_The request:_
For each line below that includes the word "square", make a copy.

Dataset excerpt
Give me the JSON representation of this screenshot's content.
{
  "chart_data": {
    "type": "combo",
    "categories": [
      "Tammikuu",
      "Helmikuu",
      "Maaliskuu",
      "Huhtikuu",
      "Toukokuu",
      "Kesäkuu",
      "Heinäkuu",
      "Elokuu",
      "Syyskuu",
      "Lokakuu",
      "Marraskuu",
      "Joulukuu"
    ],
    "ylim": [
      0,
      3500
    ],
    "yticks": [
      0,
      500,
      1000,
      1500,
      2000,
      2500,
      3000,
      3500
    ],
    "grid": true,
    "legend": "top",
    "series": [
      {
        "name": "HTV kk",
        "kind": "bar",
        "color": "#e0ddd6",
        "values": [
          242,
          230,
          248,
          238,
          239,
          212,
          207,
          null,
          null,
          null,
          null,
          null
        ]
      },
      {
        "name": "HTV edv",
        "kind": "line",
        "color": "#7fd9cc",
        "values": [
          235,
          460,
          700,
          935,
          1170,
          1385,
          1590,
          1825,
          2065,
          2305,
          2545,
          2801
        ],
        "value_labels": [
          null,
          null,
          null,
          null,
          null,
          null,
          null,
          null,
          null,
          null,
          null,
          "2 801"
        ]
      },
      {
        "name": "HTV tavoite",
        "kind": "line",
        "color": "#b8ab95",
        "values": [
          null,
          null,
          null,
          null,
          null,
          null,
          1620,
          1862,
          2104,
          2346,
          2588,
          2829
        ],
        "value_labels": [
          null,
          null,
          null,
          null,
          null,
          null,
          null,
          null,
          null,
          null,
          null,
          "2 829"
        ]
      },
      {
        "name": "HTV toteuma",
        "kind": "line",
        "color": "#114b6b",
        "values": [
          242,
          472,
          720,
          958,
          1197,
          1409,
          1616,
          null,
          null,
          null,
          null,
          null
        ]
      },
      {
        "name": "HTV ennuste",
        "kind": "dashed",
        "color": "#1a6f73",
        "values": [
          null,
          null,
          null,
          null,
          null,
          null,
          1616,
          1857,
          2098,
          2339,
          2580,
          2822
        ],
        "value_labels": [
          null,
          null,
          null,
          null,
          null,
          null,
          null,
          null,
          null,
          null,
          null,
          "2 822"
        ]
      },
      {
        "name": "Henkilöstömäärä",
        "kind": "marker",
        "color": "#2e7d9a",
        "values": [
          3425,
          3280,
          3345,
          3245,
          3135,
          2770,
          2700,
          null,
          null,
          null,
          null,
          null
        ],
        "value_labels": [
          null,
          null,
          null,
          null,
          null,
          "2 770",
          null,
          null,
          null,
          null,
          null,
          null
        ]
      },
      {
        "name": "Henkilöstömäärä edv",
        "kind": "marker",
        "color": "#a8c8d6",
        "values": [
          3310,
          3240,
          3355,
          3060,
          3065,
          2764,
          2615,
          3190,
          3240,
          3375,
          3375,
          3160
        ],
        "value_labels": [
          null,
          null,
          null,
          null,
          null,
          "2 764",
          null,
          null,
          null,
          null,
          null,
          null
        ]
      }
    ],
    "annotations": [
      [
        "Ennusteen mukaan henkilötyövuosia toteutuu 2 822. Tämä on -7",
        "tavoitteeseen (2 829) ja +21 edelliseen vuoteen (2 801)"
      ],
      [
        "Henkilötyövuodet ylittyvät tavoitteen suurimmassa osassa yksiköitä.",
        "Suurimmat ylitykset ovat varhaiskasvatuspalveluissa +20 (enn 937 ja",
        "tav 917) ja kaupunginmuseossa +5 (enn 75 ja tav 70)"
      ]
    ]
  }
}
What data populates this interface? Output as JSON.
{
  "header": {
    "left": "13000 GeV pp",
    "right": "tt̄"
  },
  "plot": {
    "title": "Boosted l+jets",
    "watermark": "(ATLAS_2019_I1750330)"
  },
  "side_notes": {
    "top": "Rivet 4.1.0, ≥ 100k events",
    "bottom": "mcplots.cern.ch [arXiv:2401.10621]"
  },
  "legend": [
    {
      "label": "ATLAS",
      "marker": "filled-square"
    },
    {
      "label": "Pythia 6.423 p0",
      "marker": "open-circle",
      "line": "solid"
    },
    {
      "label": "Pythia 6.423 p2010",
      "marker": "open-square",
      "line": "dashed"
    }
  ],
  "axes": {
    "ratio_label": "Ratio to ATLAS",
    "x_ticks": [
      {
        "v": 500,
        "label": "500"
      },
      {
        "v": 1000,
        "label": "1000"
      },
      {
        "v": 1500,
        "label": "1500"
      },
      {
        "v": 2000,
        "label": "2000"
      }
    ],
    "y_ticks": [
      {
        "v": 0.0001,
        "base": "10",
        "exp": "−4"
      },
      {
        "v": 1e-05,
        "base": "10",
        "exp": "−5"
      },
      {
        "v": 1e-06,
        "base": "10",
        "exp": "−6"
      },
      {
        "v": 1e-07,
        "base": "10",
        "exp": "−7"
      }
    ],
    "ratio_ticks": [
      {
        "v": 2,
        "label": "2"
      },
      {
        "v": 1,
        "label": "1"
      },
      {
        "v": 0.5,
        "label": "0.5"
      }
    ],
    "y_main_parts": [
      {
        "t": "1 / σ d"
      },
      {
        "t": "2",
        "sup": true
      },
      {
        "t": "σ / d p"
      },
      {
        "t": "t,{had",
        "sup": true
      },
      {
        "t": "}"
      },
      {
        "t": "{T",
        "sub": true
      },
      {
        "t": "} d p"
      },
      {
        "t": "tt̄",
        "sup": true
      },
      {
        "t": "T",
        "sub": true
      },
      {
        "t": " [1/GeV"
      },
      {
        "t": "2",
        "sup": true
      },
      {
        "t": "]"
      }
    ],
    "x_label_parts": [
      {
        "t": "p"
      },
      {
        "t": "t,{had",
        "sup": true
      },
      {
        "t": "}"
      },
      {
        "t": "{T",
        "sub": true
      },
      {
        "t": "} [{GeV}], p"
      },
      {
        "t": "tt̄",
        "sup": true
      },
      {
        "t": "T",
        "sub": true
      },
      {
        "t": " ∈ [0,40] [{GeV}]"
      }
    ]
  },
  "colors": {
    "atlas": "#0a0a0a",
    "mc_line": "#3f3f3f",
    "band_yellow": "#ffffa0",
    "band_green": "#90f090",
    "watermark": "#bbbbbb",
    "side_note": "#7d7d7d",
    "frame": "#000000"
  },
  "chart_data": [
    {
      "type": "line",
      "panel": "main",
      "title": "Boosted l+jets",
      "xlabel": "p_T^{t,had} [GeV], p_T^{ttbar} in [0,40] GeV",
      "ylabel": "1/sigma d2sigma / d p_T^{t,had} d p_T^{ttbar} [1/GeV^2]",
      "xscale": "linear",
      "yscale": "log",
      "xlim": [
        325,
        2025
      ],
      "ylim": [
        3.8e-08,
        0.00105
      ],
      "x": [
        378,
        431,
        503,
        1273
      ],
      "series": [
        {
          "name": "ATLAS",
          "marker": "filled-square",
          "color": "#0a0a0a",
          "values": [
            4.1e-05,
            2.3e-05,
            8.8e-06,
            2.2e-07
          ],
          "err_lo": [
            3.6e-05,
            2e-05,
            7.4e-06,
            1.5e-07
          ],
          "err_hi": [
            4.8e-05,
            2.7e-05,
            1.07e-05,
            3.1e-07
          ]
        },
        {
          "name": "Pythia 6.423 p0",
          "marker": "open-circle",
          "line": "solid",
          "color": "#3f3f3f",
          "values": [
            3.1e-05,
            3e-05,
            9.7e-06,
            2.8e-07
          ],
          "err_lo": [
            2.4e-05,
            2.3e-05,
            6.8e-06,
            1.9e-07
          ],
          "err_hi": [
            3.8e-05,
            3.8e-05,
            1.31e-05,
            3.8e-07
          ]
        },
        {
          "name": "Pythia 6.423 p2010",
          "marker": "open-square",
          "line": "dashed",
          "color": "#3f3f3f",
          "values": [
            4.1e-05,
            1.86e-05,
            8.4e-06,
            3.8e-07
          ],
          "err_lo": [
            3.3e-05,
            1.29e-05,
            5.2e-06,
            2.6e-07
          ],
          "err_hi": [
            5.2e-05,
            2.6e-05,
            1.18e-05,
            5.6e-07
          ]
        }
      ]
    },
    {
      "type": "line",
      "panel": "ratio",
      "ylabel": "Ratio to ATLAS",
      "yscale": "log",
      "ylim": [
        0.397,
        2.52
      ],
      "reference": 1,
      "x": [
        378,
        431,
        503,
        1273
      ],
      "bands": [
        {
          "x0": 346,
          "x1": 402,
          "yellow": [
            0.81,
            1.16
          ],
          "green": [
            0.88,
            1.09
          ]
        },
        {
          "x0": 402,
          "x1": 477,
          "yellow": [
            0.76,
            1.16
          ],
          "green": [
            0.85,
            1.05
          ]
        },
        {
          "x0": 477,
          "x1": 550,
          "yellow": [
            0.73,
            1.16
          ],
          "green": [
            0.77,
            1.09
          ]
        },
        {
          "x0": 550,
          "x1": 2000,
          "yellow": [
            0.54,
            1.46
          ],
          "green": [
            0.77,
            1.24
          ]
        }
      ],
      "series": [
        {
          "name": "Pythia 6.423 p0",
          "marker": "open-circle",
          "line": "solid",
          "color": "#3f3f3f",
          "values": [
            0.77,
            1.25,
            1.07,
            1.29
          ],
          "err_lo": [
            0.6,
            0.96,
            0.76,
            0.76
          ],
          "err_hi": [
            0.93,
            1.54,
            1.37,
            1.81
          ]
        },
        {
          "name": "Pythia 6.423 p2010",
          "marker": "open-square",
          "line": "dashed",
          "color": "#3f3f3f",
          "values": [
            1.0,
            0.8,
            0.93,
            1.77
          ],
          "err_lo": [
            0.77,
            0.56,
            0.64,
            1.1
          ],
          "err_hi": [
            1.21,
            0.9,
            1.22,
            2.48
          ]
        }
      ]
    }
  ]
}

_Task response:_
      "marker": "filled-square"
      "marker": "open-square",
          "marker": "filled-square",
          "marker": "open-square",
          "marker": "open-square",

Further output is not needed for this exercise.